Dataset rows about figures
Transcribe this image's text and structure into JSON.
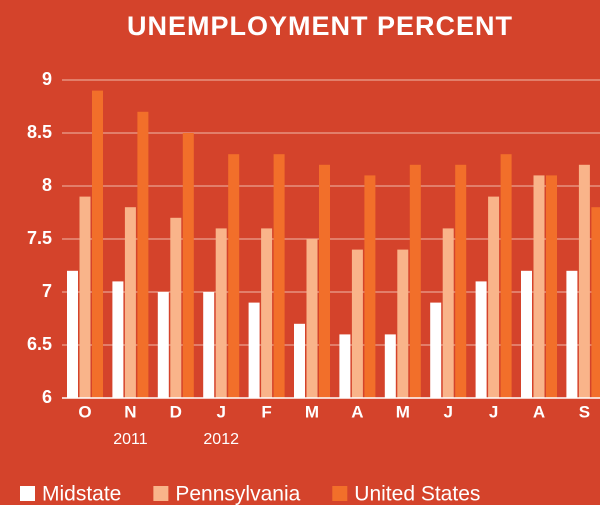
{
  "chart_data": {
    "type": "bar",
    "title": "UNEMPLOYMENT PERCENT",
    "categories": [
      "O",
      "N",
      "D",
      "J",
      "F",
      "M",
      "A",
      "M",
      "J",
      "J",
      "A",
      "S"
    ],
    "x_annotations": [
      {
        "label": "2011",
        "at": "N"
      },
      {
        "label": "2012",
        "at": "J"
      }
    ],
    "series": [
      {
        "name": "Midstate",
        "color": "#ffffff",
        "values": [
          7.2,
          7.1,
          7.0,
          7.0,
          6.9,
          6.7,
          6.6,
          6.6,
          6.9,
          7.1,
          7.2,
          7.2
        ]
      },
      {
        "name": "Pennsylvania",
        "color": "#f9b48a",
        "values": [
          7.9,
          7.8,
          7.7,
          7.6,
          7.6,
          7.5,
          7.4,
          7.4,
          7.6,
          7.9,
          8.1,
          8.2
        ]
      },
      {
        "name": "United States",
        "color": "#f26f2a",
        "values": [
          8.9,
          8.7,
          8.5,
          8.3,
          8.3,
          8.2,
          8.1,
          8.2,
          8.2,
          8.3,
          8.1,
          7.8
        ]
      }
    ],
    "ylim": [
      6,
      9
    ],
    "yticks": [
      6,
      6.5,
      7,
      7.5,
      8,
      8.5,
      9
    ],
    "grid": true,
    "legend": "bottom"
  }
}
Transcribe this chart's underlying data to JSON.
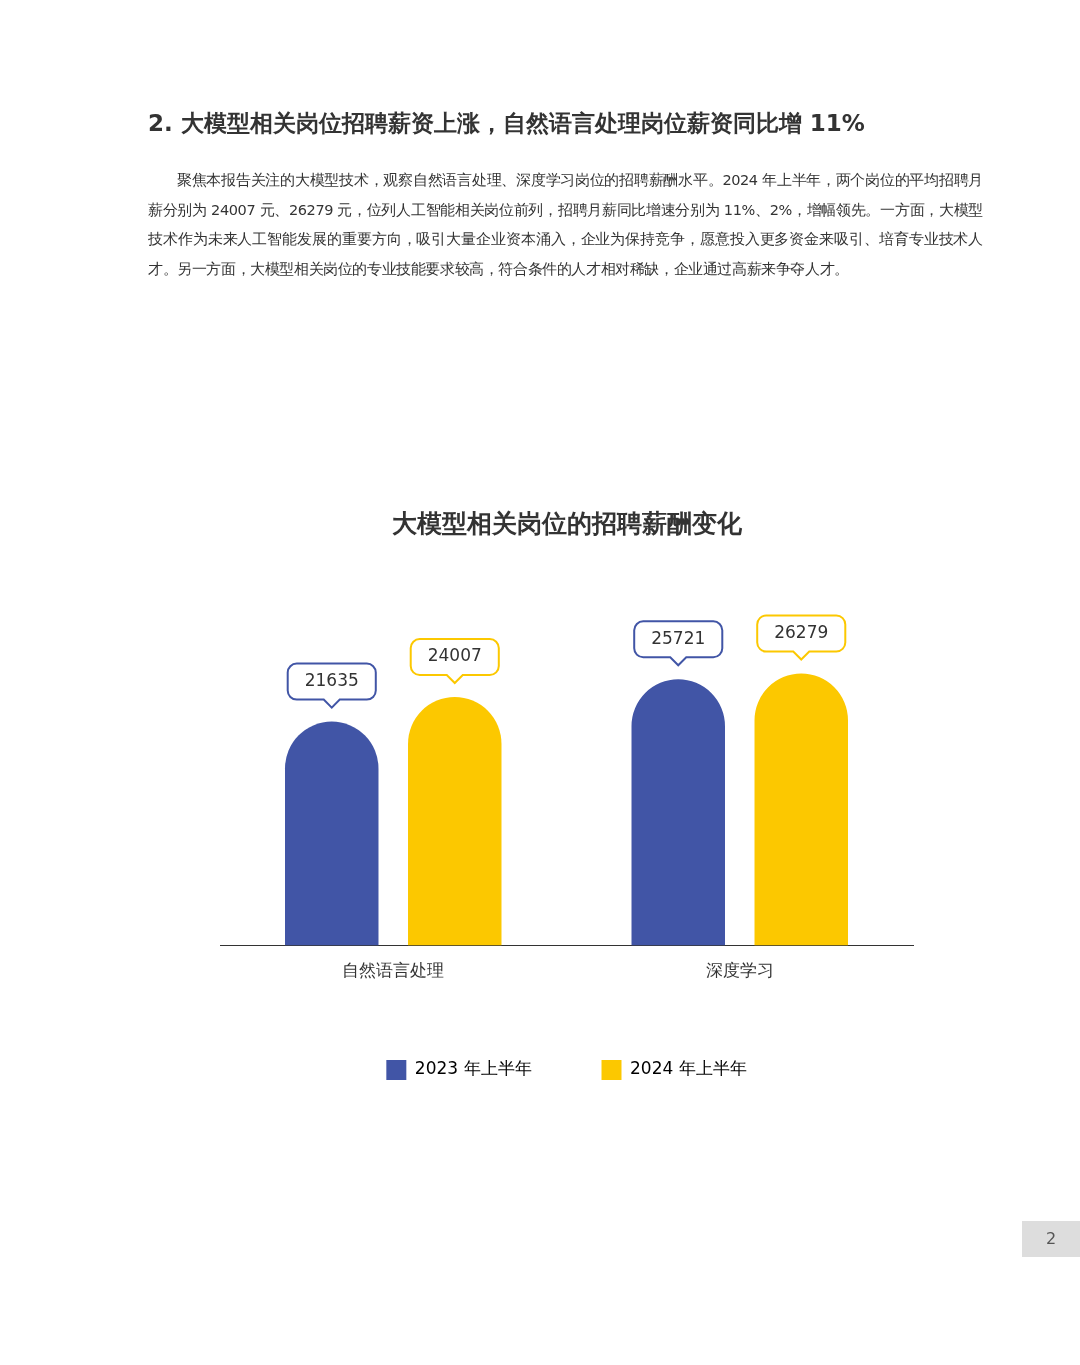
{
  "chart_data": {
    "type": "bar",
    "title": "大模型相关岗位的招聘薪酬变化",
    "categories": [
      "自然语言处理",
      "深度学习"
    ],
    "series": [
      {
        "name": "2023 年上半年",
        "color": "#4155a6",
        "values": [
          21635,
          25721
        ]
      },
      {
        "name": "2024 年上半年",
        "color": "#fcc800",
        "values": [
          24007,
          26279
        ]
      }
    ],
    "data_labels": true,
    "legend": "bottom",
    "grid": false,
    "annotations": [
      "2. 大模型相关岗位招聘薪资上涨，自然语言处理岗位薪资同比增 11%",
      "聚焦本报告关注的大模型技术，观察自然语言处理、深度学习岗位的招聘薪酬水平。2024 年上半年，两个岗位的平均招聘月薪分别为 24007 元、26279 元，位列人工智能相关岗位前列，招聘月薪同比增速分别为 11%、2%，增幅领先。一方面，大模型技术作为未来人工智能发展的重要方向，吸引大量企业资本涌入，企业为保持竞争，愿意投入更多资金来吸引、培育专业技术人才。另一方面，大模型相关岗位的专业技能要求较高，符合条件的人才相对稀缺，企业通过高薪来争夺人才。",
      "2"
    ]
  }
}
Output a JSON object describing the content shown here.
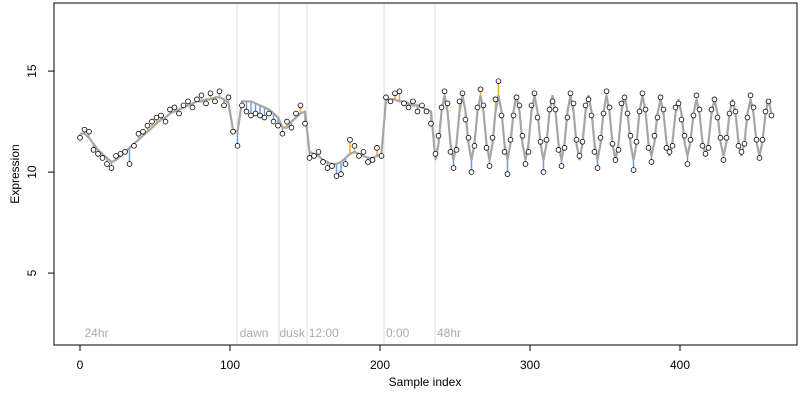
{
  "chart_data": {
    "type": "residual-line",
    "xlabel": "Sample index",
    "ylabel": "Expression",
    "xlim": [
      -17.33,
      478
    ],
    "ylim": [
      1.44,
      18.37
    ],
    "xticks": [
      0,
      100,
      200,
      300,
      400
    ],
    "yticks": [
      5,
      10,
      15
    ],
    "x": [
      0,
      3,
      6,
      9,
      12,
      15,
      18,
      21,
      24,
      27,
      30,
      33,
      36,
      39,
      42,
      45,
      48,
      51,
      54,
      57,
      60,
      63,
      66,
      69,
      72,
      75,
      78,
      81,
      84,
      87,
      90,
      93,
      96,
      99,
      102,
      105,
      108,
      111,
      114,
      117,
      120,
      123,
      126,
      129,
      132,
      135,
      138,
      141,
      144,
      147,
      150,
      153,
      156,
      159,
      162,
      165,
      168,
      171,
      174,
      177,
      180,
      183,
      186,
      189,
      192,
      195,
      198,
      201,
      204,
      207,
      210,
      213,
      216,
      219,
      222,
      225,
      228,
      231,
      234,
      237,
      239,
      241,
      243,
      245,
      247,
      249,
      251,
      253,
      255,
      257,
      259,
      261,
      263,
      265,
      267,
      269,
      271,
      273,
      275,
      277,
      279,
      281,
      283,
      285,
      287,
      289,
      291,
      293,
      295,
      297,
      299,
      301,
      303,
      305,
      307,
      309,
      311,
      313,
      315,
      317,
      319,
      321,
      323,
      325,
      327,
      329,
      331,
      333,
      335,
      337,
      339,
      341,
      343,
      345,
      347,
      349,
      351,
      353,
      355,
      357,
      359,
      361,
      363,
      365,
      367,
      369,
      371,
      373,
      375,
      377,
      379,
      381,
      383,
      385,
      387,
      389,
      391,
      393,
      395,
      397,
      399,
      401,
      403,
      405,
      407,
      409,
      411,
      413,
      415,
      417,
      419,
      421,
      423,
      425,
      427,
      429,
      431,
      433,
      435,
      437,
      439,
      441,
      443,
      445,
      447,
      449,
      451,
      453,
      455,
      457,
      459,
      461
    ],
    "points": {
      "fill": "#ffffff",
      "stroke": "#000000",
      "values": [
        11.7,
        12.1,
        12.0,
        11.1,
        10.9,
        10.7,
        10.4,
        10.2,
        10.8,
        10.9,
        11.0,
        10.4,
        11.3,
        11.9,
        12.0,
        12.3,
        12.5,
        12.7,
        12.8,
        12.5,
        13.1,
        13.2,
        12.9,
        13.3,
        13.5,
        13.2,
        13.6,
        13.8,
        13.4,
        13.9,
        13.5,
        14.0,
        13.3,
        13.7,
        12.0,
        11.3,
        13.3,
        13.0,
        12.8,
        12.9,
        12.8,
        12.7,
        12.9,
        12.5,
        12.3,
        11.9,
        12.5,
        12.2,
        12.9,
        13.3,
        12.4,
        10.7,
        10.8,
        11.0,
        10.5,
        10.2,
        10.3,
        9.8,
        9.9,
        10.4,
        11.6,
        11.3,
        10.8,
        11.0,
        10.5,
        10.6,
        11.2,
        10.8,
        13.7,
        13.5,
        13.9,
        14.0,
        13.4,
        13.2,
        13.5,
        13.0,
        13.3,
        13.0,
        12.4,
        10.9,
        11.8,
        13.2,
        14.0,
        13.4,
        11.0,
        10.2,
        11.1,
        13.5,
        13.9,
        12.6,
        11.7,
        10.0,
        11.3,
        13.2,
        14.1,
        13.3,
        11.2,
        10.3,
        11.7,
        13.6,
        14.5,
        12.8,
        11.0,
        9.9,
        11.6,
        12.8,
        13.7,
        13.3,
        11.8,
        10.4,
        11.0,
        13.3,
        13.9,
        12.7,
        11.5,
        10.0,
        11.6,
        13.1,
        13.5,
        13.1,
        11.1,
        10.3,
        11.2,
        12.7,
        13.9,
        13.4,
        11.6,
        10.8,
        11.5,
        13.3,
        13.6,
        12.8,
        11.0,
        10.2,
        11.7,
        12.9,
        14.0,
        13.2,
        11.4,
        10.6,
        11.1,
        13.4,
        13.7,
        12.9,
        11.8,
        10.1,
        11.5,
        13.0,
        13.9,
        13.1,
        11.2,
        10.5,
        11.8,
        12.7,
        13.7,
        13.1,
        11.2,
        11.0,
        11.3,
        13.2,
        13.4,
        12.6,
        11.8,
        10.4,
        11.6,
        12.8,
        13.8,
        13.1,
        11.3,
        10.9,
        11.2,
        13.1,
        13.6,
        12.7,
        11.7,
        10.6,
        11.7,
        12.9,
        13.4,
        13.0,
        11.3,
        11.0,
        11.4,
        12.7,
        13.8,
        13.2,
        11.6,
        10.7,
        11.6,
        13.0,
        13.5,
        12.8
      ]
    },
    "fit": {
      "color": "#a6a6a6",
      "values": [
        11.9,
        11.9,
        11.7,
        11.4,
        11.1,
        10.9,
        10.7,
        10.5,
        10.6,
        10.8,
        11.0,
        11.2,
        11.4,
        11.6,
        11.8,
        12.0,
        12.2,
        12.4,
        12.6,
        12.7,
        12.9,
        13.0,
        13.1,
        13.2,
        13.3,
        13.4,
        13.5,
        13.5,
        13.6,
        13.6,
        13.7,
        13.7,
        13.6,
        13.4,
        12.1,
        12.0,
        13.5,
        13.5,
        13.5,
        13.4,
        13.3,
        13.2,
        13.1,
        12.9,
        12.7,
        12.2,
        12.2,
        12.5,
        12.7,
        12.9,
        13.0,
        11.0,
        10.9,
        10.8,
        10.6,
        10.5,
        10.4,
        10.4,
        10.5,
        10.7,
        10.9,
        11.0,
        10.9,
        10.8,
        10.7,
        10.7,
        10.8,
        10.9,
        13.6,
        13.6,
        13.6,
        13.5,
        13.5,
        13.4,
        13.3,
        13.3,
        13.2,
        13.1,
        13.0,
        10.6,
        11.4,
        13.0,
        13.8,
        13.0,
        11.4,
        10.6,
        11.4,
        13.0,
        13.8,
        13.0,
        11.4,
        10.6,
        11.4,
        13.0,
        13.8,
        13.0,
        11.4,
        10.6,
        11.4,
        13.0,
        13.8,
        13.0,
        11.4,
        10.6,
        11.4,
        13.0,
        13.8,
        13.0,
        11.4,
        10.6,
        11.4,
        13.0,
        13.8,
        13.0,
        11.4,
        10.6,
        11.4,
        13.0,
        13.8,
        13.0,
        11.4,
        10.6,
        11.4,
        13.0,
        13.8,
        13.0,
        11.4,
        10.6,
        11.4,
        13.0,
        13.8,
        13.0,
        11.4,
        10.6,
        11.4,
        13.0,
        13.8,
        13.0,
        11.4,
        10.6,
        11.4,
        13.0,
        13.8,
        13.0,
        11.4,
        10.6,
        11.4,
        13.0,
        13.8,
        13.0,
        11.4,
        10.8,
        11.5,
        12.9,
        13.6,
        12.9,
        11.5,
        10.8,
        11.5,
        12.9,
        13.6,
        12.9,
        11.5,
        10.8,
        11.5,
        12.9,
        13.6,
        12.9,
        11.5,
        10.8,
        11.5,
        12.9,
        13.6,
        12.9,
        11.5,
        10.8,
        11.5,
        12.9,
        13.6,
        12.9,
        11.5,
        10.8,
        11.5,
        12.9,
        13.6,
        12.9,
        11.5,
        10.8,
        11.5,
        12.9,
        13.6,
        12.9
      ]
    },
    "residual_colors": {
      "above": "#f5a623",
      "below": "#6f9be0"
    },
    "vlines": [
      104.7,
      132.7,
      151.3,
      202.7,
      236.7
    ],
    "annotations": [
      {
        "x": 3,
        "y": 2,
        "label": "24hr"
      },
      {
        "x": 106.5,
        "y": 2,
        "label": "dawn"
      },
      {
        "x": 133,
        "y": 2,
        "label": "dusk"
      },
      {
        "x": 152.5,
        "y": 2,
        "label": "12:00"
      },
      {
        "x": 204,
        "y": 2,
        "label": "0:00"
      },
      {
        "x": 238,
        "y": 2,
        "label": "48hr"
      }
    ]
  }
}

**Brief:** From the entries, copy out each line containing the word "this".

**Written reply:**
Transcribe this image's text and structure into JSON.
Transcribe this chart's underlying data to JSON.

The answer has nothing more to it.